* **WORK REQUIRED**
Your task is to copy the material exactly.

* **RECORD EXCERPTS**
________________________________________

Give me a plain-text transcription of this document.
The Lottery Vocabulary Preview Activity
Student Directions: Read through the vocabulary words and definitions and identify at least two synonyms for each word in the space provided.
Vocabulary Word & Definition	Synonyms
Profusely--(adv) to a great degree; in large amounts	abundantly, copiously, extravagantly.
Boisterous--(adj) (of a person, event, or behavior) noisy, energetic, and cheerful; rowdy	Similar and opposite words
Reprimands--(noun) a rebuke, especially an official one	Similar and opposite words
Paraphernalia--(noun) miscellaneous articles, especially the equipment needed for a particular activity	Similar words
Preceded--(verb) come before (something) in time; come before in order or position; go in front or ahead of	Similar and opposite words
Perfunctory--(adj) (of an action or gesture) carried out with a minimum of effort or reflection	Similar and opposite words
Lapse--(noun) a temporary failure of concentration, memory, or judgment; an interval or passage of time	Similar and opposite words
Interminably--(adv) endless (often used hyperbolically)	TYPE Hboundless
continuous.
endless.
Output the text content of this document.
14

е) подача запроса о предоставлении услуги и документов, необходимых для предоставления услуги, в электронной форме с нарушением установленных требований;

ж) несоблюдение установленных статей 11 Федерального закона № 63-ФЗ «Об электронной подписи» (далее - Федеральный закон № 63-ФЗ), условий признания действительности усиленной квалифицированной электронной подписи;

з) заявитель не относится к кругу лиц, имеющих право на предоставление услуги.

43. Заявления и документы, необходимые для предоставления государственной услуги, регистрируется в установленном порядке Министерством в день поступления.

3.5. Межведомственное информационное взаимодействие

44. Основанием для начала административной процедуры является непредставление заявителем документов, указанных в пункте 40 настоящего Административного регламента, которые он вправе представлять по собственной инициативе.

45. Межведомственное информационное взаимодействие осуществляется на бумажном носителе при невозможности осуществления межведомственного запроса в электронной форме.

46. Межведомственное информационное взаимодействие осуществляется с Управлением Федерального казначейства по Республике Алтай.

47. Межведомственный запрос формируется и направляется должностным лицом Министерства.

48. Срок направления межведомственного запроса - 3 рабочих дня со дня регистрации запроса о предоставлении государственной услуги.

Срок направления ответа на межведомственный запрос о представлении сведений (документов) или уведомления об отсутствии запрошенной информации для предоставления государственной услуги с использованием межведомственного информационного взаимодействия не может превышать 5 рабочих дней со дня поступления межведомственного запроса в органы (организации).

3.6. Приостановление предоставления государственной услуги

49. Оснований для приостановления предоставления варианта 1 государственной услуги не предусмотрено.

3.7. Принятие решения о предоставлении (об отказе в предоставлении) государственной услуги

________________________________________

* **PROBLEM SOLUTION**
Give me a plain-text transcription of this document.
The Lottery Vocabulary Preview Activity
Student Directions: Read through the vocabulary words and definitions and identify at least two synonyms for each word in the space provided.
Vocabulary Word & Definition	Synonyms
Profusely--(adv) to a great degree; in large amounts	abundantly, copiously, extravagantly.
Boisterous--(adj) (of a person, event, or behavior) noisy, energetic, and cheerful; rowdy	Similar and opposite words
Reprimands--(noun) a rebuke, especially an official one	Similar and opposite words
Paraphernalia--(noun) miscellaneous articles, especially the equipment needed for a particular activity	Similar words
Preceded--(verb) come before (something) in time; come before in order or position; go in front or ahead of	Similar and opposite words
Perfunctory--(adj) (of an action or gesture) carried out with a minimum of effort or reflection	Similar and opposite words
Lapse--(noun) a temporary failure of concentration, memory, or judgment; an interval or passage of time	Similar and opposite words
Interminably--(adv) endless (often used hyperbolically)	TYPE Hboundless
continuous.
endless.
Output the text content of this document.
14

е) подача запроса о предоставлении услуги и документов, необходимых для предоставления услуги, в электронной форме с нарушением установленных требований;

ж) несоблюдение установленных статей 11 Федерального закона № 63-ФЗ «Об электронной подписи» (далее - Федеральный закон № 63-ФЗ), условий признания действительности усиленной квалифицированной электронной подписи;

з) заявитель не относится к кругу лиц, имеющих право на предоставление услуги.

43. Заявления и документы, необходимые для предоставления государственной услуги, регистрируется в установленном порядке Министерством в день поступления.

3.5. Межведомственное информационное взаимодействие

44. Основанием для начала административной процедуры является непредставление заявителем документов, указанных в пункте 40 настоящего Административного регламента, которые он вправе представлять по собственной инициативе.

45. Межведомственное информационное взаимодействие осуществляется на бумажном носителе при невозможности осуществления межведомственного запроса в электронной форме.

46. Межведомственное информационное взаимодействие осуществляется с Управлением Федерального казначейства по Республике Алтай.

47. Межведомственный запрос формируется и направляется должностным лицом Министерства.

48. Срок направления межведомственного запроса - 3 рабочих дня со дня регистрации запроса о предоставлении государственной услуги.

Срок направления ответа на межведомственный запрос о представлении сведений (документов) или уведомления об отсутствии запрошенной информации для предоставления государственной услуги с использованием межведомственного информационного взаимодействия не может превышать 5 рабочих дней со дня поступления межведомственного запроса в органы (организации).

3.6. Приостановление предоставления государственной услуги

49. Оснований для приостановления предоставления варианта 1 государственной услуги не предусмотрено.

3.7. Принятие решения о предоставлении (об отказе в предоставлении) государственной услуги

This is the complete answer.